**WHAT TO WORK ON:**
Locate every line that holds the string "Years" and copy it.

Start

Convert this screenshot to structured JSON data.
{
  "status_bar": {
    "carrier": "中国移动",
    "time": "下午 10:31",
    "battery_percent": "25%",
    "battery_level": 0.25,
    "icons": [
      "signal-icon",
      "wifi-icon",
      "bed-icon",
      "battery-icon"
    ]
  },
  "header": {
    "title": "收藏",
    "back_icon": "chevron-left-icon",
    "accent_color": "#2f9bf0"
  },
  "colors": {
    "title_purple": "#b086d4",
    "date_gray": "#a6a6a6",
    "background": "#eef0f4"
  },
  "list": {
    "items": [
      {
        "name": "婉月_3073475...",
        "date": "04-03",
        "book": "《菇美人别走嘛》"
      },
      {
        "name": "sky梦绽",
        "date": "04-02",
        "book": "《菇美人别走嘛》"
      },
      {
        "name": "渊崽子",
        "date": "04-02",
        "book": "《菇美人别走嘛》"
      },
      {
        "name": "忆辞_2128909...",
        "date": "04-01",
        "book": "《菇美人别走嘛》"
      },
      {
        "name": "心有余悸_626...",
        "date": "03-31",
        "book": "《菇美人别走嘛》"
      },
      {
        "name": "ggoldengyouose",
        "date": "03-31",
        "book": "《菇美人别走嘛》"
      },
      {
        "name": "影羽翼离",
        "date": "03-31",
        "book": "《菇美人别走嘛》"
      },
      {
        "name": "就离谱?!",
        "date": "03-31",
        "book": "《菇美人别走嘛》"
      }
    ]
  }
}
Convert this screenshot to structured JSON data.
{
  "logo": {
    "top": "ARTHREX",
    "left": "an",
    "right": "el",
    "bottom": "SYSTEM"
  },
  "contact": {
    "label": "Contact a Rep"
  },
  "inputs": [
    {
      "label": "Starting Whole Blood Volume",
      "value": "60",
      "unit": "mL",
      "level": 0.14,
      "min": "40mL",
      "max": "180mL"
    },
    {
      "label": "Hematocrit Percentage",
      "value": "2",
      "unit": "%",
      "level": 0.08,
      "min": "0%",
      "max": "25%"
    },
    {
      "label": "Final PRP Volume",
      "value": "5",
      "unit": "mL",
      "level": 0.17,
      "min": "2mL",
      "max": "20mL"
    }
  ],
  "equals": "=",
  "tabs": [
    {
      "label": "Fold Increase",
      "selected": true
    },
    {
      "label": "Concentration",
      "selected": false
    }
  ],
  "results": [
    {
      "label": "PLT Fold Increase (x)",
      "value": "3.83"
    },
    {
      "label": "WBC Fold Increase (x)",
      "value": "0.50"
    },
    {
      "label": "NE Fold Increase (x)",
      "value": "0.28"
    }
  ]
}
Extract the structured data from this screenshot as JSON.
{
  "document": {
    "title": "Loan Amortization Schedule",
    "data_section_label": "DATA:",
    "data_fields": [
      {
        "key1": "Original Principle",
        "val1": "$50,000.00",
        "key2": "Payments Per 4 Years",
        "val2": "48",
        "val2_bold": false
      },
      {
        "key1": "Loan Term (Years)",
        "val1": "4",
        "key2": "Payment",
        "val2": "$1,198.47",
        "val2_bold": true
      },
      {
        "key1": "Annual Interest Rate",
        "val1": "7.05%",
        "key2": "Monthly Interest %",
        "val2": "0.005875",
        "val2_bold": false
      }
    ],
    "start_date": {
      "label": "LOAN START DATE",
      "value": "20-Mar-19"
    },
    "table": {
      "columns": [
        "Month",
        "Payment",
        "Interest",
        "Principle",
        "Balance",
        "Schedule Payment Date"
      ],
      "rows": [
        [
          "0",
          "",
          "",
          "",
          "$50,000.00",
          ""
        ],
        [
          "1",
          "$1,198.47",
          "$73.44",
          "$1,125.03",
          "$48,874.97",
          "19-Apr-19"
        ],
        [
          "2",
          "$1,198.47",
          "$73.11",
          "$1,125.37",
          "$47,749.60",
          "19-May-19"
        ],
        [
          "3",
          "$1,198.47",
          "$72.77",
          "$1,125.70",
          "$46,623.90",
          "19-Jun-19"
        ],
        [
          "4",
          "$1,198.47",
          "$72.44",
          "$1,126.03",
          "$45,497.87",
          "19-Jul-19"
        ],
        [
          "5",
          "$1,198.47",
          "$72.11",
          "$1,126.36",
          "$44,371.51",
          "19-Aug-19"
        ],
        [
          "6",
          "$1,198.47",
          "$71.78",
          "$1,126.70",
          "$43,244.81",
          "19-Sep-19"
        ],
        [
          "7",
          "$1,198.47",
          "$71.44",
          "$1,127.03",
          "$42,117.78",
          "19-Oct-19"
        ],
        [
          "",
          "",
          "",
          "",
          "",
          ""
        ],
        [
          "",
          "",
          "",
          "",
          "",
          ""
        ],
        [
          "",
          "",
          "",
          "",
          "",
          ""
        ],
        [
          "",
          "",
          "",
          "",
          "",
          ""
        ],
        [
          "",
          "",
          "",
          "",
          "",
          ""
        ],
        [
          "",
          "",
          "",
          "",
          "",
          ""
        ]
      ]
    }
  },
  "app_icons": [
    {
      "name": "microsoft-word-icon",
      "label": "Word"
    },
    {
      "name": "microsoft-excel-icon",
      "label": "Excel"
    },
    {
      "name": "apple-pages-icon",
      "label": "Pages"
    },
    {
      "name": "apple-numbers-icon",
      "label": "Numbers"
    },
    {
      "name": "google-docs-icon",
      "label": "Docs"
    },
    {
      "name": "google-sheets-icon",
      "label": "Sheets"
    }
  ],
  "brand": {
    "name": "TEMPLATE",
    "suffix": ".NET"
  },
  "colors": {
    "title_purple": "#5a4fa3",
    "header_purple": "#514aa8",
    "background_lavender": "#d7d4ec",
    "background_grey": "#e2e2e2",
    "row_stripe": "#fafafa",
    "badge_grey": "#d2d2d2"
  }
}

End

**EXERCISE RESPONSE:**
        "key2": "Payments Per 4 Years",
        "key1": "Loan Term (Years)",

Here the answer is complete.